Repeat every record below exactly, but leave out any pictures.

Collection entries
☆ ☆ ☆ ☆ ☆ ☆ ☆

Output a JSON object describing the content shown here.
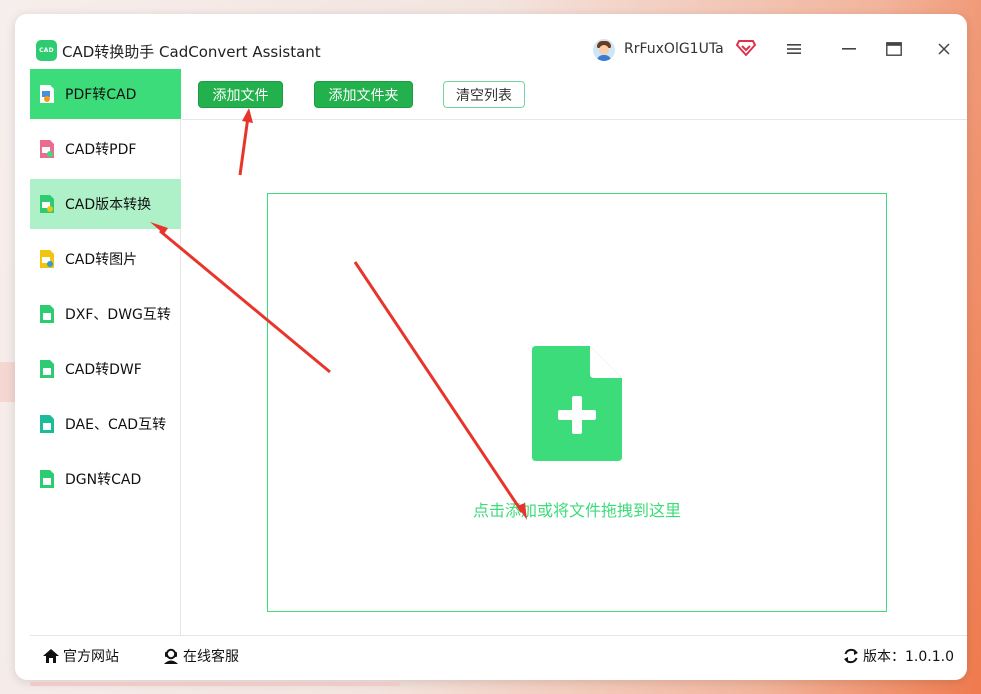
{
  "app": {
    "logo_text": "CAD",
    "title": "CAD转换助手 CadConvert Assistant",
    "user_name": "RrFuxOlG1UTa",
    "accent_color": "#3ddc7a",
    "window_controls": [
      "menu-icon",
      "minimize-icon",
      "maximize-icon",
      "close-icon"
    ]
  },
  "sidebar": {
    "items": [
      {
        "label": "PDF转CAD",
        "icon": "pdf-to-cad-icon",
        "state": "active"
      },
      {
        "label": "CAD转PDF",
        "icon": "cad-to-pdf-icon",
        "state": "normal"
      },
      {
        "label": "CAD版本转换",
        "icon": "cad-version-icon",
        "state": "hover"
      },
      {
        "label": "CAD转图片",
        "icon": "cad-to-image-icon",
        "state": "normal"
      },
      {
        "label": "DXF、DWG互转",
        "icon": "dxf-dwg-icon",
        "state": "normal"
      },
      {
        "label": "CAD转DWF",
        "icon": "cad-to-dwf-icon",
        "state": "normal"
      },
      {
        "label": "DAE、CAD互转",
        "icon": "dae-cad-icon",
        "state": "normal"
      },
      {
        "label": "DGN转CAD",
        "icon": "dgn-to-cad-icon",
        "state": "normal"
      }
    ]
  },
  "toolbar": {
    "add_file": "添加文件",
    "add_folder": "添加文件夹",
    "clear_list": "清空列表"
  },
  "dropzone": {
    "icon": "add-file-icon",
    "text": "点击添加或将文件拖拽到这里"
  },
  "footer": {
    "website": "官方网站",
    "service": "在线客服",
    "version": "版本：1.0.1.0"
  }
}
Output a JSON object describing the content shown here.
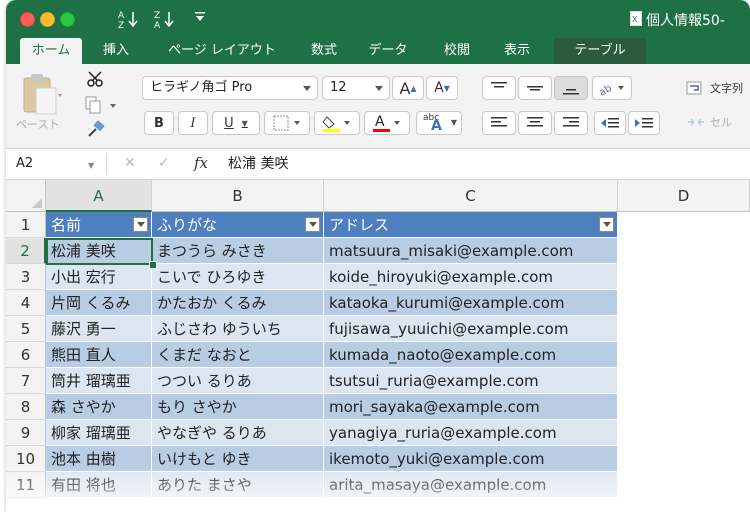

☆ ☆ ☆ ☆ ☆ ☆ ☆

[EXPECTED ANSWER]
Output a JSON object describing the content shown here.
{
  "app": {
    "logo_text": "CAD",
    "title": "CAD转换助手 CadConvert Assistant",
    "user_name": "RrFuxOlG1UTa",
    "accent_color": "#3ddc7a",
    "window_controls": [
      "menu-icon",
      "minimize-icon",
      "maximize-icon",
      "close-icon"
    ]
  },
  "sidebar": {
    "items": [
      {
        "label": "PDF转CAD",
        "icon": "pdf-to-cad-icon",
        "state": "active"
      },
      {
        "label": "CAD转PDF",
        "icon": "cad-to-pdf-icon",
        "state": "normal"
      },
      {
        "label": "CAD版本转换",
        "icon": "cad-version-icon",
        "state": "hover"
      },
      {
        "label": "CAD转图片",
        "icon": "cad-to-image-icon",
        "state": "normal"
      },
      {
        "label": "DXF、DWG互转",
        "icon": "dxf-dwg-icon",
        "state": "normal"
      },
      {
        "label": "CAD转DWF",
        "icon": "cad-to-dwf-icon",
        "state": "normal"
      },
      {
        "label": "DAE、CAD互转",
        "icon": "dae-cad-icon",
        "state": "normal"
      },
      {
        "label": "DGN转CAD",
        "icon": "dgn-to-cad-icon",
        "state": "normal"
      }
    ]
  },
  "toolbar": {
    "add_file": "添加文件",
    "add_folder": "添加文件夹",
    "clear_list": "清空列表"
  },
  "dropzone": {
    "icon": "add-file-icon",
    "text": "点击添加或将文件拖拽到这里"
  },
  "footer": {
    "website": "官方网站",
    "service": "在线客服",
    "version": "版本：1.0.1.0"
  }
}
Output a JSON object describing the content shown here.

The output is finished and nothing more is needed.